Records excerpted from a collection
►

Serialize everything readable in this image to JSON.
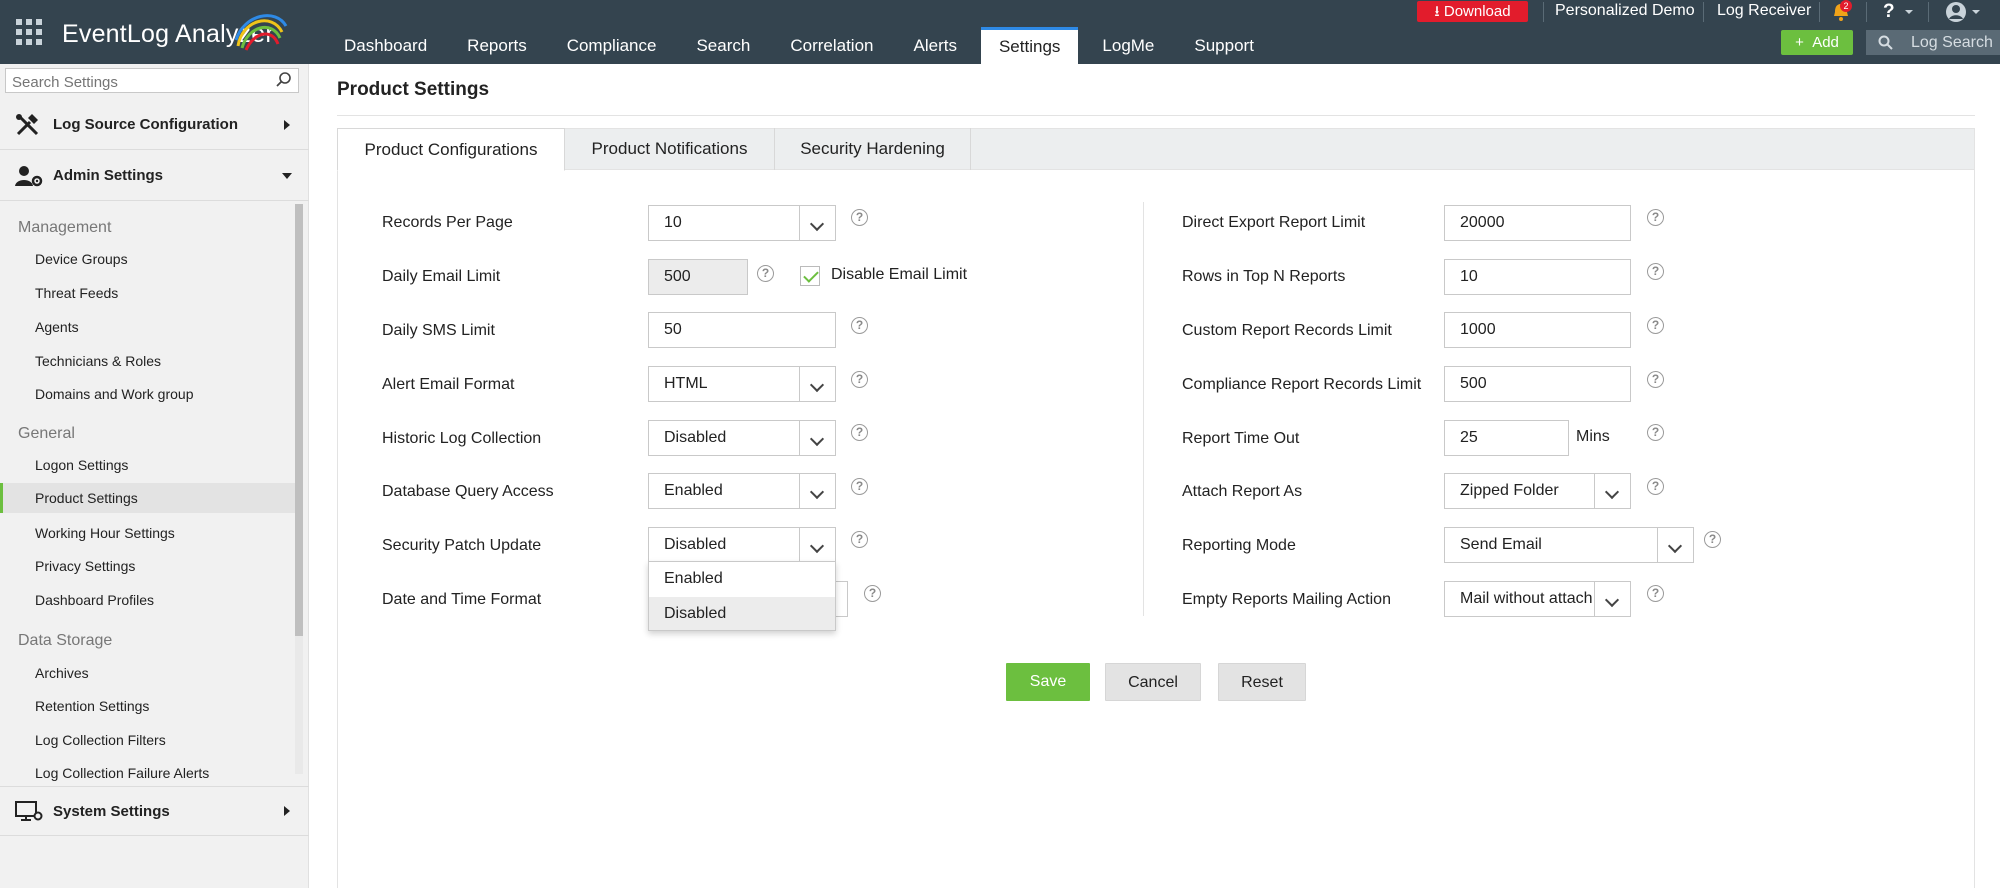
{
  "app": {
    "name": "EventLog Analyzer"
  },
  "topnav": {
    "tabs": [
      "Dashboard",
      "Reports",
      "Compliance",
      "Search",
      "Correlation",
      "Alerts",
      "Settings",
      "LogMe",
      "Support"
    ],
    "active": "Settings"
  },
  "topright": {
    "download": "Download",
    "demo": "Personalized Demo",
    "receiver": "Log Receiver",
    "notif_count": "2",
    "help": "?",
    "add": "Add",
    "log_search": "Log Search"
  },
  "sidebar": {
    "search_placeholder": "Search Settings",
    "log_source": "Log Source Configuration",
    "admin": "Admin Settings",
    "groups": {
      "management": "Management",
      "general": "General",
      "data_storage": "Data Storage"
    },
    "management_items": [
      "Device Groups",
      "Threat Feeds",
      "Agents",
      "Technicians & Roles",
      "Domains and Work group"
    ],
    "general_items": [
      "Logon Settings",
      "Product Settings",
      "Working Hour Settings",
      "Privacy Settings",
      "Dashboard Profiles"
    ],
    "storage_items": [
      "Archives",
      "Retention Settings",
      "Log Collection Filters",
      "Log Collection Failure Alerts"
    ],
    "system": "System Settings",
    "active_item": "Product Settings"
  },
  "page": {
    "title": "Product Settings",
    "tabs": [
      "Product Configurations",
      "Product Notifications",
      "Security Hardening"
    ],
    "active_tab": "Product Configurations"
  },
  "left_form": {
    "records_per_page": {
      "label": "Records Per Page",
      "value": "10"
    },
    "daily_email_limit": {
      "label": "Daily Email Limit",
      "value": "500",
      "checkbox_label": "Disable Email Limit",
      "checked": true
    },
    "daily_sms_limit": {
      "label": "Daily SMS Limit",
      "value": "50"
    },
    "alert_email_format": {
      "label": "Alert Email Format",
      "value": "HTML"
    },
    "historic_log": {
      "label": "Historic Log Collection",
      "value": "Disabled"
    },
    "db_query": {
      "label": "Database Query Access",
      "value": "Enabled"
    },
    "security_patch": {
      "label": "Security Patch Update",
      "value": "Disabled"
    },
    "date_time": {
      "label": "Date and Time Format"
    }
  },
  "dropdown": {
    "options": [
      "Enabled",
      "Disabled"
    ],
    "highlighted": "Disabled"
  },
  "right_form": {
    "direct_export": {
      "label": "Direct Export Report Limit",
      "value": "20000"
    },
    "rows_top_n": {
      "label": "Rows in Top N Reports",
      "value": "10"
    },
    "custom_report": {
      "label": "Custom Report Records Limit",
      "value": "1000"
    },
    "compliance_report": {
      "label": "Compliance Report Records Limit",
      "value": "500"
    },
    "report_timeout": {
      "label": "Report Time Out",
      "value": "25",
      "unit": "Mins"
    },
    "attach_report": {
      "label": "Attach Report As",
      "value": "Zipped Folder"
    },
    "reporting_mode": {
      "label": "Reporting Mode",
      "value": "Send Email"
    },
    "empty_reports": {
      "label": "Empty Reports Mailing Action",
      "value": "Mail without attach"
    }
  },
  "buttons": {
    "save": "Save",
    "cancel": "Cancel",
    "reset": "Reset"
  },
  "colors": {
    "topbar": "#34444f",
    "accent_green": "#6cbf3f",
    "download_red": "#e21c2c",
    "active_tab_blue": "#2e8ae6"
  }
}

◄

Your goal
Reproduce the data word for word, excluding its pictures.

Written solution
Serialize everything readable in this image to JSON.
{
  "app": {
    "name": "EventLog Analyzer"
  },
  "topnav": {
    "tabs": [
      "Dashboard",
      "Reports",
      "Compliance",
      "Search",
      "Correlation",
      "Alerts",
      "Settings",
      "LogMe",
      "Support"
    ],
    "active": "Settings"
  },
  "topright": {
    "download": "Download",
    "demo": "Personalized Demo",
    "receiver": "Log Receiver",
    "notif_count": "2",
    "help": "?",
    "add": "Add",
    "log_search": "Log Search"
  },
  "sidebar": {
    "search_placeholder": "Search Settings",
    "log_source": "Log Source Configuration",
    "admin": "Admin Settings",
    "groups": {
      "management": "Management",
      "general": "General",
      "data_storage": "Data Storage"
    },
    "management_items": [
      "Device Groups",
      "Threat Feeds",
      "Agents",
      "Technicians & Roles",
      "Domains and Work group"
    ],
    "general_items": [
      "Logon Settings",
      "Product Settings",
      "Working Hour Settings",
      "Privacy Settings",
      "Dashboard Profiles"
    ],
    "storage_items": [
      "Archives",
      "Retention Settings",
      "Log Collection Filters",
      "Log Collection Failure Alerts"
    ],
    "system": "System Settings",
    "active_item": "Product Settings"
  },
  "page": {
    "title": "Product Settings",
    "tabs": [
      "Product Configurations",
      "Product Notifications",
      "Security Hardening"
    ],
    "active_tab": "Product Configurations"
  },
  "left_form": {
    "records_per_page": {
      "label": "Records Per Page",
      "value": "10"
    },
    "daily_email_limit": {
      "label": "Daily Email Limit",
      "value": "500",
      "checkbox_label": "Disable Email Limit",
      "checked": true
    },
    "daily_sms_limit": {
      "label": "Daily SMS Limit",
      "value": "50"
    },
    "alert_email_format": {
      "label": "Alert Email Format",
      "value": "HTML"
    },
    "historic_log": {
      "label": "Historic Log Collection",
      "value": "Disabled"
    },
    "db_query": {
      "label": "Database Query Access",
      "value": "Enabled"
    },
    "security_patch": {
      "label": "Security Patch Update",
      "value": "Disabled"
    },
    "date_time": {
      "label": "Date and Time Format"
    }
  },
  "dropdown": {
    "options": [
      "Enabled",
      "Disabled"
    ],
    "highlighted": "Disabled"
  },
  "right_form": {
    "direct_export": {
      "label": "Direct Export Report Limit",
      "value": "20000"
    },
    "rows_top_n": {
      "label": "Rows in Top N Reports",
      "value": "10"
    },
    "custom_report": {
      "label": "Custom Report Records Limit",
      "value": "1000"
    },
    "compliance_report": {
      "label": "Compliance Report Records Limit",
      "value": "500"
    },
    "report_timeout": {
      "label": "Report Time Out",
      "value": "25",
      "unit": "Mins"
    },
    "attach_report": {
      "label": "Attach Report As",
      "value": "Zipped Folder"
    },
    "reporting_mode": {
      "label": "Reporting Mode",
      "value": "Send Email"
    },
    "empty_reports": {
      "label": "Empty Reports Mailing Action",
      "value": "Mail without attach"
    }
  },
  "buttons": {
    "save": "Save",
    "cancel": "Cancel",
    "reset": "Reset"
  },
  "colors": {
    "topbar": "#34444f",
    "accent_green": "#6cbf3f",
    "download_red": "#e21c2c",
    "active_tab_blue": "#2e8ae6"
  }
}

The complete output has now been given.